» Dataset:
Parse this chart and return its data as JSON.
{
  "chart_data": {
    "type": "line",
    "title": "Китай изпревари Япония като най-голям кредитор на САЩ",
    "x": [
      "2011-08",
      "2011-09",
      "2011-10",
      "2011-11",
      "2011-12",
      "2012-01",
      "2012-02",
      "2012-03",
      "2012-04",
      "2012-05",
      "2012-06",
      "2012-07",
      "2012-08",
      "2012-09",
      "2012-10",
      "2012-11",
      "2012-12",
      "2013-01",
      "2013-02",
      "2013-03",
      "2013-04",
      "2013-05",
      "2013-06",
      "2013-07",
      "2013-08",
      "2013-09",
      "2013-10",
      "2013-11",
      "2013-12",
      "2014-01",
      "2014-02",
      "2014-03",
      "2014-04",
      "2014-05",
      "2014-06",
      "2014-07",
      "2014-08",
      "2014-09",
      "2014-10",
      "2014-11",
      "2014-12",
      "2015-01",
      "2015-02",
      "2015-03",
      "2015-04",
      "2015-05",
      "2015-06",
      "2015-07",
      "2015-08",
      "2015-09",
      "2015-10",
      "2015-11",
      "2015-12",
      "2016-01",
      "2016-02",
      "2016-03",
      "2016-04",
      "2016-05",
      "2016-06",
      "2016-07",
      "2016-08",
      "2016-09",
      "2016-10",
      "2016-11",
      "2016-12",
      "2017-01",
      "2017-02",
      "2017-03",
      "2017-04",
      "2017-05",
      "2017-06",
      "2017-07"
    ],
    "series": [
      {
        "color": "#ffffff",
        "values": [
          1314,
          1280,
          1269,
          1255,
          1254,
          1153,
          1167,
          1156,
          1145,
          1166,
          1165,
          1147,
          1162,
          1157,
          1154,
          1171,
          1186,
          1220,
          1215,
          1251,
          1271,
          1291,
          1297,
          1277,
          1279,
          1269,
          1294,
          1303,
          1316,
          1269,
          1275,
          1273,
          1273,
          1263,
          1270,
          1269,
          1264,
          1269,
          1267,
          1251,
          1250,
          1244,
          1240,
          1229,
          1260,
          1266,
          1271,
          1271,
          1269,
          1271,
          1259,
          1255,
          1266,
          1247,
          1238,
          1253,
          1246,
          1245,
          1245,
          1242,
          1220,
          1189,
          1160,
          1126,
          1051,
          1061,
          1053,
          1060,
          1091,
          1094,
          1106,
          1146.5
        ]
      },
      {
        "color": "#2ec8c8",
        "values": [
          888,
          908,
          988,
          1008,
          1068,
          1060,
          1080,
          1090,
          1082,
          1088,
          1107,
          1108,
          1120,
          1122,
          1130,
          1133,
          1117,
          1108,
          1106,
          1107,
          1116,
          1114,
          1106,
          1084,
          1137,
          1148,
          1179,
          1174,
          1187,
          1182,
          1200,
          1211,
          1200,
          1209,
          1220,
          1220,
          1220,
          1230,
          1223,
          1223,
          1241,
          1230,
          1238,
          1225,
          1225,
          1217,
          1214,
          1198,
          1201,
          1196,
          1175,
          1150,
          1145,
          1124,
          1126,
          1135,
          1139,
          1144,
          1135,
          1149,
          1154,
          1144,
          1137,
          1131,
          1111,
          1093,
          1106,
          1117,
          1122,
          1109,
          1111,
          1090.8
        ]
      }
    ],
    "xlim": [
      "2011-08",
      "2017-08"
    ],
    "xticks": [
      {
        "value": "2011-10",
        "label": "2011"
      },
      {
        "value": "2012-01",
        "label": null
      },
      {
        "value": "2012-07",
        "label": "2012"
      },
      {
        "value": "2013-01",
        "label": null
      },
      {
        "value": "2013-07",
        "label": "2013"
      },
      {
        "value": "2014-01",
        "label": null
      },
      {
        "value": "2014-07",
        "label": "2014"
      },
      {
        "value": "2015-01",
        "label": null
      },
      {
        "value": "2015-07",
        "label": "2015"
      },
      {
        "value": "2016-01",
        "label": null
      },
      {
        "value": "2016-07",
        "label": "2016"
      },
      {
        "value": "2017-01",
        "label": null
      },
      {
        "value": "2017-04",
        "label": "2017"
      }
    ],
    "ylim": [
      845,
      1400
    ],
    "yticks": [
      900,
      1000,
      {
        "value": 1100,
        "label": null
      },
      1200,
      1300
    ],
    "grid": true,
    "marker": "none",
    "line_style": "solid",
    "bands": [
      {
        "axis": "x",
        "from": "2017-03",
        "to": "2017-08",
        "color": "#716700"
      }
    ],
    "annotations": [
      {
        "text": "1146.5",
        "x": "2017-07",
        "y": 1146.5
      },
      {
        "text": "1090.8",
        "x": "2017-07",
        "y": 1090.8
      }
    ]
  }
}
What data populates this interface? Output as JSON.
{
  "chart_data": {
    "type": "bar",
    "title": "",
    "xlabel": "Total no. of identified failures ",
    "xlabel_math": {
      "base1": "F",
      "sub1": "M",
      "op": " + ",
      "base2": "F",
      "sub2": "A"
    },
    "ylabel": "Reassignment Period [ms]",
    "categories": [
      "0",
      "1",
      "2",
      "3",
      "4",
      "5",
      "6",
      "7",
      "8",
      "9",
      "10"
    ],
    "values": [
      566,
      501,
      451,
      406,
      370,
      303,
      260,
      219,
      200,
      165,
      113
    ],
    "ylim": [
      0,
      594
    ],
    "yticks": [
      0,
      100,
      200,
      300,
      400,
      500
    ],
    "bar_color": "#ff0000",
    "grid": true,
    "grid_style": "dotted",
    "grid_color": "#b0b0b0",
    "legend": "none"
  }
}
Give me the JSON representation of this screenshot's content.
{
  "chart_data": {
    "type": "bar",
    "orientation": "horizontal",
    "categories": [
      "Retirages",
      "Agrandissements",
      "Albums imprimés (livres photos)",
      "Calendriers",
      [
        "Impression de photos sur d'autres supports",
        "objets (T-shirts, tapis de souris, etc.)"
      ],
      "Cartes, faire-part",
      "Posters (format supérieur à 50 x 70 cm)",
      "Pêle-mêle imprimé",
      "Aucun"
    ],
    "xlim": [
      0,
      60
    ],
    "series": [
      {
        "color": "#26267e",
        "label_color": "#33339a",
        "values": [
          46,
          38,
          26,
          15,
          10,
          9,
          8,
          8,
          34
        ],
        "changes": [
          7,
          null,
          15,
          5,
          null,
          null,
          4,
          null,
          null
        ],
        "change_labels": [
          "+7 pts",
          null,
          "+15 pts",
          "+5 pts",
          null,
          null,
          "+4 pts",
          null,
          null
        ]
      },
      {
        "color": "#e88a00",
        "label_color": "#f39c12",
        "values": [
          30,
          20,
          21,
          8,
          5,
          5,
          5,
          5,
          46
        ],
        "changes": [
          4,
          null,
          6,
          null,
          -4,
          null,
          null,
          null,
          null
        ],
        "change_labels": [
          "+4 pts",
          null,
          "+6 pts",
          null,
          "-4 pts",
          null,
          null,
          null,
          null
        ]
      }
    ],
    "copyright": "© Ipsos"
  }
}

» Objective:
Using the data above, reproduce every line exactly.

» The answer:
Parse this chart and return its data as JSON.
{
  "chart_data": {
    "type": "line",
    "title": "Китай изпревари Япония като най-голям кредитор на САЩ",
    "x": [
      "2011-08",
      "2011-09",
      "2011-10",
      "2011-11",
      "2011-12",
      "2012-01",
      "2012-02",
      "2012-03",
      "2012-04",
      "2012-05",
      "2012-06",
      "2012-07",
      "2012-08",
      "2012-09",
      "2012-10",
      "2012-11",
      "2012-12",
      "2013-01",
      "2013-02",
      "2013-03",
      "2013-04",
      "2013-05",
      "2013-06",
      "2013-07",
      "2013-08",
      "2013-09",
      "2013-10",
      "2013-11",
      "2013-12",
      "2014-01",
      "2014-02",
      "2014-03",
      "2014-04",
      "2014-05",
      "2014-06",
      "2014-07",
      "2014-08",
      "2014-09",
      "2014-10",
      "2014-11",
      "2014-12",
      "2015-01",
      "2015-02",
      "2015-03",
      "2015-04",
      "2015-05",
      "2015-06",
      "2015-07",
      "2015-08",
      "2015-09",
      "2015-10",
      "2015-11",
      "2015-12",
      "2016-01",
      "2016-02",
      "2016-03",
      "2016-04",
      "2016-05",
      "2016-06",
      "2016-07",
      "2016-08",
      "2016-09",
      "2016-10",
      "2016-11",
      "2016-12",
      "2017-01",
      "2017-02",
      "2017-03",
      "2017-04",
      "2017-05",
      "2017-06",
      "2017-07"
    ],
    "series": [
      {
        "color": "#ffffff",
        "values": [
          1314,
          1280,
          1269,
          1255,
          1254,
          1153,
          1167,
          1156,
          1145,
          1166,
          1165,
          1147,
          1162,
          1157,
          1154,
          1171,
          1186,
          1220,
          1215,
          1251,
          1271,
          1291,
          1297,
          1277,
          1279,
          1269,
          1294,
          1303,
          1316,
          1269,
          1275,
          1273,
          1273,
          1263,
          1270,
          1269,
          1264,
          1269,
          1267,
          1251,
          1250,
          1244,
          1240,
          1229,
          1260,
          1266,
          1271,
          1271,
          1269,
          1271,
          1259,
          1255,
          1266,
          1247,
          1238,
          1253,
          1246,
          1245,
          1245,
          1242,
          1220,
          1189,
          1160,
          1126,
          1051,
          1061,
          1053,
          1060,
          1091,
          1094,
          1106,
          1146.5
        ]
      },
      {
        "color": "#2ec8c8",
        "values": [
          888,
          908,
          988,
          1008,
          1068,
          1060,
          1080,
          1090,
          1082,
          1088,
          1107,
          1108,
          1120,
          1122,
          1130,
          1133,
          1117,
          1108,
          1106,
          1107,
          1116,
          1114,
          1106,
          1084,
          1137,
          1148,
          1179,
          1174,
          1187,
          1182,
          1200,
          1211,
          1200,
          1209,
          1220,
          1220,
          1220,
          1230,
          1223,
          1223,
          1241,
          1230,
          1238,
          1225,
          1225,
          1217,
          1214,
          1198,
          1201,
          1196,
          1175,
          1150,
          1145,
          1124,
          1126,
          1135,
          1139,
          1144,
          1135,
          1149,
          1154,
          1144,
          1137,
          1131,
          1111,
          1093,
          1106,
          1117,
          1122,
          1109,
          1111,
          1090.8
        ]
      }
    ],
    "xlim": [
      "2011-08",
      "2017-08"
    ],
    "xticks": [
      {
        "value": "2011-10",
        "label": "2011"
      },
      {
        "value": "2012-01",
        "label": null
      },
      {
        "value": "2012-07",
        "label": "2012"
      },
      {
        "value": "2013-01",
        "label": null
      },
      {
        "value": "2013-07",
        "label": "2013"
      },
      {
        "value": "2014-01",
        "label": null
      },
      {
        "value": "2014-07",
        "label": "2014"
      },
      {
        "value": "2015-01",
        "label": null
      },
      {
        "value": "2015-07",
        "label": "2015"
      },
      {
        "value": "2016-01",
        "label": null
      },
      {
        "value": "2016-07",
        "label": "2016"
      },
      {
        "value": "2017-01",
        "label": null
      },
      {
        "value": "2017-04",
        "label": "2017"
      }
    ],
    "ylim": [
      845,
      1400
    ],
    "yticks": [
      900,
      1000,
      {
        "value": 1100,
        "label": null
      },
      1200,
      1300
    ],
    "grid": true,
    "marker": "none",
    "line_style": "solid",
    "bands": [
      {
        "axis": "x",
        "from": "2017-03",
        "to": "2017-08",
        "color": "#716700"
      }
    ],
    "annotations": [
      {
        "text": "1146.5",
        "x": "2017-07",
        "y": 1146.5
      },
      {
        "text": "1090.8",
        "x": "2017-07",
        "y": 1090.8
      }
    ]
  }
}
What data populates this interface? Output as JSON.
{
  "chart_data": {
    "type": "bar",
    "title": "",
    "xlabel": "Total no. of identified failures ",
    "xlabel_math": {
      "base1": "F",
      "sub1": "M",
      "op": " + ",
      "base2": "F",
      "sub2": "A"
    },
    "ylabel": "Reassignment Period [ms]",
    "categories": [
      "0",
      "1",
      "2",
      "3",
      "4",
      "5",
      "6",
      "7",
      "8",
      "9",
      "10"
    ],
    "values": [
      566,
      501,
      451,
      406,
      370,
      303,
      260,
      219,
      200,
      165,
      113
    ],
    "ylim": [
      0,
      594
    ],
    "yticks": [
      0,
      100,
      200,
      300,
      400,
      500
    ],
    "bar_color": "#ff0000",
    "grid": true,
    "grid_style": "dotted",
    "grid_color": "#b0b0b0",
    "legend": "none"
  }
}
Give me the JSON representation of this screenshot's content.
{
  "chart_data": {
    "type": "bar",
    "orientation": "horizontal",
    "categories": [
      "Retirages",
      "Agrandissements",
      "Albums imprimés (livres photos)",
      "Calendriers",
      [
        "Impression de photos sur d'autres supports",
        "objets (T-shirts, tapis de souris, etc.)"
      ],
      "Cartes, faire-part",
      "Posters (format supérieur à 50 x 70 cm)",
      "Pêle-mêle imprimé",
      "Aucun"
    ],
    "xlim": [
      0,
      60
    ],
    "series": [
      {
        "color": "#26267e",
        "label_color": "#33339a",
        "values": [
          46,
          38,
          26,
          15,
          10,
          9,
          8,
          8,
          34
        ],
        "changes": [
          7,
          null,
          15,
          5,
          null,
          null,
          4,
          null,
          null
        ],
        "change_labels": [
          "+7 pts",
          null,
          "+15 pts",
          "+5 pts",
          null,
          null,
          "+4 pts",
          null,
          null
        ]
      },
      {
        "color": "#e88a00",
        "label_color": "#f39c12",
        "values": [
          30,
          20,
          21,
          8,
          5,
          5,
          5,
          5,
          46
        ],
        "changes": [
          4,
          null,
          6,
          null,
          -4,
          null,
          null,
          null,
          null
        ],
        "change_labels": [
          "+4 pts",
          null,
          "+6 pts",
          null,
          "-4 pts",
          null,
          null,
          null,
          null
        ]
      }
    ],
    "copyright": "© Ipsos"
  }
}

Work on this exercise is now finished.